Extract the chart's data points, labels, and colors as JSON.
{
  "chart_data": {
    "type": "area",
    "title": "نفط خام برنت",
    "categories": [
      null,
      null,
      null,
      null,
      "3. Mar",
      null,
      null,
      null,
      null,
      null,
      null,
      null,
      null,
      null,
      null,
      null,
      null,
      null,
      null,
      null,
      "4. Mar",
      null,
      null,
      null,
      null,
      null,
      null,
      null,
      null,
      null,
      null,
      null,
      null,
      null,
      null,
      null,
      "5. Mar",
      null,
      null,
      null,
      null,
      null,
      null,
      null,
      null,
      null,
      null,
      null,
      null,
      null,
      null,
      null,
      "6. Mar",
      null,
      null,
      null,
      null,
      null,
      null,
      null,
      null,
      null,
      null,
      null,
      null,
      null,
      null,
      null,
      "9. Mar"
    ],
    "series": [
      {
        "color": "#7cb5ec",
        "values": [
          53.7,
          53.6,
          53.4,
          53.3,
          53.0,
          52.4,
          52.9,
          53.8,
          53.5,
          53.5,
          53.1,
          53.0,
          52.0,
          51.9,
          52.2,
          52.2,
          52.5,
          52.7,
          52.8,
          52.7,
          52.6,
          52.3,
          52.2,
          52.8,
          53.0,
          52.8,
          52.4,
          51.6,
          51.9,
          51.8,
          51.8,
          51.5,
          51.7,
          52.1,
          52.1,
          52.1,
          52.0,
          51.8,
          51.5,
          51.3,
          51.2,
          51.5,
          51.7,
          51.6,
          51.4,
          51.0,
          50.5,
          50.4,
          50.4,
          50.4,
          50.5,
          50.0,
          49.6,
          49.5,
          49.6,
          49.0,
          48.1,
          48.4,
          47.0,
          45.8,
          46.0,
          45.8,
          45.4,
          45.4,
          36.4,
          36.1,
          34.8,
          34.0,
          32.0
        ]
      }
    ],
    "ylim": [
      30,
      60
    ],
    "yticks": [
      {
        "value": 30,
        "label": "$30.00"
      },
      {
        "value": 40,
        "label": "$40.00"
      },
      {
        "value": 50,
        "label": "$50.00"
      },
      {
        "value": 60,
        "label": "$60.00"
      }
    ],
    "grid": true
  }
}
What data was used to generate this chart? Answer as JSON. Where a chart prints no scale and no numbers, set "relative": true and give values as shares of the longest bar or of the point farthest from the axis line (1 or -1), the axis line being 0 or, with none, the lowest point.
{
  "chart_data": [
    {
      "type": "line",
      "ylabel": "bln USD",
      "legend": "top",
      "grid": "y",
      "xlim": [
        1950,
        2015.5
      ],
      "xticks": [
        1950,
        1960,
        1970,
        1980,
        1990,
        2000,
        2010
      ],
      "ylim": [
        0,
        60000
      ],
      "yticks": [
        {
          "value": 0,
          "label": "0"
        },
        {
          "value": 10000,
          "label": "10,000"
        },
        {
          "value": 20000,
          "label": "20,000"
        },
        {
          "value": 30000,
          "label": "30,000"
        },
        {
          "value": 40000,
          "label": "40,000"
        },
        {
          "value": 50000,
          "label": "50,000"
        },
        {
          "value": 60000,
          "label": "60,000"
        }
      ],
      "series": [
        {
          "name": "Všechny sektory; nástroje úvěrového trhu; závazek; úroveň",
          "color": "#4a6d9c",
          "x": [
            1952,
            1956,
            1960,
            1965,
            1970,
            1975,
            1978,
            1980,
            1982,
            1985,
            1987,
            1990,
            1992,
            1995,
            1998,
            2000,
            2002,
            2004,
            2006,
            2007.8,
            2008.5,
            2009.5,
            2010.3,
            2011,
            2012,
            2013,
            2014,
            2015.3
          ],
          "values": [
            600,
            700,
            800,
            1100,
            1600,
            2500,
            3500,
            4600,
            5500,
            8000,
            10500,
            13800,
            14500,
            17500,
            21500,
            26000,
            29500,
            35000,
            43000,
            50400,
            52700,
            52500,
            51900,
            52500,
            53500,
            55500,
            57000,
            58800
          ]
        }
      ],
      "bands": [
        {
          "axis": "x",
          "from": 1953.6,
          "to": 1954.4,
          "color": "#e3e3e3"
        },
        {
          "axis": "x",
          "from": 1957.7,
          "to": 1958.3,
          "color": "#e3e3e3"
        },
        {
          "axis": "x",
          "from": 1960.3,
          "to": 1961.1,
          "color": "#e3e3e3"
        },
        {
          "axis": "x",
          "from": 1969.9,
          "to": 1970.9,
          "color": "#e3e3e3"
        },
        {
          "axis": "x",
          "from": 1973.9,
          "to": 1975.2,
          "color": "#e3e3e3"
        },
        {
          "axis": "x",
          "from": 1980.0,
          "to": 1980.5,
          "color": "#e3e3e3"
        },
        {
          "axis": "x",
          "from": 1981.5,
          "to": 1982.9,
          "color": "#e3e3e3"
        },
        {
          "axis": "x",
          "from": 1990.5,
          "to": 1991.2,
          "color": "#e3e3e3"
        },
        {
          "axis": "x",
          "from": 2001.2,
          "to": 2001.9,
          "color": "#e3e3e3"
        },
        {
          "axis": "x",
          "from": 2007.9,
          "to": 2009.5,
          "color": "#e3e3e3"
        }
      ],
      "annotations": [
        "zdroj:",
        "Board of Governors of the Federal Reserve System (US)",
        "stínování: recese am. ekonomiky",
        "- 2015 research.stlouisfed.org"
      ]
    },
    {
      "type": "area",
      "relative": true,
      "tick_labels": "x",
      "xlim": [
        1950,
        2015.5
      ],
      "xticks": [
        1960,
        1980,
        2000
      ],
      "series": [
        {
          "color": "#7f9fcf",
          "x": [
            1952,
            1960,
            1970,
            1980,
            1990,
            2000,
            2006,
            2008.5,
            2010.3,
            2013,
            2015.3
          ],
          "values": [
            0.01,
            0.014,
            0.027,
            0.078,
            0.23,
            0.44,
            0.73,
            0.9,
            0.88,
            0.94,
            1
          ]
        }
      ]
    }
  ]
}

------------------------------

What to produce: Each line must be given again exactly as written above.

Response to the task:
Extract the chart's data points, labels, and colors as JSON.
{
  "chart_data": {
    "type": "area",
    "title": "نفط خام برنت",
    "categories": [
      null,
      null,
      null,
      null,
      "3. Mar",
      null,
      null,
      null,
      null,
      null,
      null,
      null,
      null,
      null,
      null,
      null,
      null,
      null,
      null,
      null,
      "4. Mar",
      null,
      null,
      null,
      null,
      null,
      null,
      null,
      null,
      null,
      null,
      null,
      null,
      null,
      null,
      null,
      "5. Mar",
      null,
      null,
      null,
      null,
      null,
      null,
      null,
      null,
      null,
      null,
      null,
      null,
      null,
      null,
      null,
      "6. Mar",
      null,
      null,
      null,
      null,
      null,
      null,
      null,
      null,
      null,
      null,
      null,
      null,
      null,
      null,
      null,
      "9. Mar"
    ],
    "series": [
      {
        "color": "#7cb5ec",
        "values": [
          53.7,
          53.6,
          53.4,
          53.3,
          53.0,
          52.4,
          52.9,
          53.8,
          53.5,
          53.5,
          53.1,
          53.0,
          52.0,
          51.9,
          52.2,
          52.2,
          52.5,
          52.7,
          52.8,
          52.7,
          52.6,
          52.3,
          52.2,
          52.8,
          53.0,
          52.8,
          52.4,
          51.6,
          51.9,
          51.8,
          51.8,
          51.5,
          51.7,
          52.1,
          52.1,
          52.1,
          52.0,
          51.8,
          51.5,
          51.3,
          51.2,
          51.5,
          51.7,
          51.6,
          51.4,
          51.0,
          50.5,
          50.4,
          50.4,
          50.4,
          50.5,
          50.0,
          49.6,
          49.5,
          49.6,
          49.0,
          48.1,
          48.4,
          47.0,
          45.8,
          46.0,
          45.8,
          45.4,
          45.4,
          36.4,
          36.1,
          34.8,
          34.0,
          32.0
        ]
      }
    ],
    "ylim": [
      30,
      60
    ],
    "yticks": [
      {
        "value": 30,
        "label": "$30.00"
      },
      {
        "value": 40,
        "label": "$40.00"
      },
      {
        "value": 50,
        "label": "$50.00"
      },
      {
        "value": 60,
        "label": "$60.00"
      }
    ],
    "grid": true
  }
}
What data was used to generate this chart? Answer as JSON. Where a chart prints no scale and no numbers, set "relative": true and give values as shares of the longest bar or of the point farthest from the axis line (1 or -1), the axis line being 0 or, with none, the lowest point.
{
  "chart_data": [
    {
      "type": "line",
      "ylabel": "bln USD",
      "legend": "top",
      "grid": "y",
      "xlim": [
        1950,
        2015.5
      ],
      "xticks": [
        1950,
        1960,
        1970,
        1980,
        1990,
        2000,
        2010
      ],
      "ylim": [
        0,
        60000
      ],
      "yticks": [
        {
          "value": 0,
          "label": "0"
        },
        {
          "value": 10000,
          "label": "10,000"
        },
        {
          "value": 20000,
          "label": "20,000"
        },
        {
          "value": 30000,
          "label": "30,000"
        },
        {
          "value": 40000,
          "label": "40,000"
        },
        {
          "value": 50000,
          "label": "50,000"
        },
        {
          "value": 60000,
          "label": "60,000"
        }
      ],
      "series": [
        {
          "name": "Všechny sektory; nástroje úvěrového trhu; závazek; úroveň",
          "color": "#4a6d9c",
          "x": [
            1952,
            1956,
            1960,
            1965,
            1970,
            1975,
            1978,
            1980,
            1982,
            1985,
            1987,
            1990,
            1992,
            1995,
            1998,
            2000,
            2002,
            2004,
            2006,
            2007.8,
            2008.5,
            2009.5,
            2010.3,
            2011,
            2012,
            2013,
            2014,
            2015.3
          ],
          "values": [
            600,
            700,
            800,
            1100,
            1600,
            2500,
            3500,
            4600,
            5500,
            8000,
            10500,
            13800,
            14500,
            17500,
            21500,
            26000,
            29500,
            35000,
            43000,
            50400,
            52700,
            52500,
            51900,
            52500,
            53500,
            55500,
            57000,
            58800
          ]
        }
      ],
      "bands": [
        {
          "axis": "x",
          "from": 1953.6,
          "to": 1954.4,
          "color": "#e3e3e3"
        },
        {
          "axis": "x",
          "from": 1957.7,
          "to": 1958.3,
          "color": "#e3e3e3"
        },
        {
          "axis": "x",
          "from": 1960.3,
          "to": 1961.1,
          "color": "#e3e3e3"
        },
        {
          "axis": "x",
          "from": 1969.9,
          "to": 1970.9,
          "color": "#e3e3e3"
        },
        {
          "axis": "x",
          "from": 1973.9,
          "to": 1975.2,
          "color": "#e3e3e3"
        },
        {
          "axis": "x",
          "from": 1980.0,
          "to": 1980.5,
          "color": "#e3e3e3"
        },
        {
          "axis": "x",
          "from": 1981.5,
          "to": 1982.9,
          "color": "#e3e3e3"
        },
        {
          "axis": "x",
          "from": 1990.5,
          "to": 1991.2,
          "color": "#e3e3e3"
        },
        {
          "axis": "x",
          "from": 2001.2,
          "to": 2001.9,
          "color": "#e3e3e3"
        },
        {
          "axis": "x",
          "from": 2007.9,
          "to": 2009.5,
          "color": "#e3e3e3"
        }
      ],
      "annotations": [
        "zdroj:",
        "Board of Governors of the Federal Reserve System (US)",
        "stínování: recese am. ekonomiky",
        "- 2015 research.stlouisfed.org"
      ]
    },
    {
      "type": "area",
      "relative": true,
      "tick_labels": "x",
      "xlim": [
        1950,
        2015.5
      ],
      "xticks": [
        1960,
        1980,
        2000
      ],
      "series": [
        {
          "color": "#7f9fcf",
          "x": [
            1952,
            1960,
            1970,
            1980,
            1990,
            2000,
            2006,
            2008.5,
            2010.3,
            2013,
            2015.3
          ],
          "values": [
            0.01,
            0.014,
            0.027,
            0.078,
            0.23,
            0.44,
            0.73,
            0.9,
            0.88,
            0.94,
            1
          ]
        }
      ]
    }
  ]
}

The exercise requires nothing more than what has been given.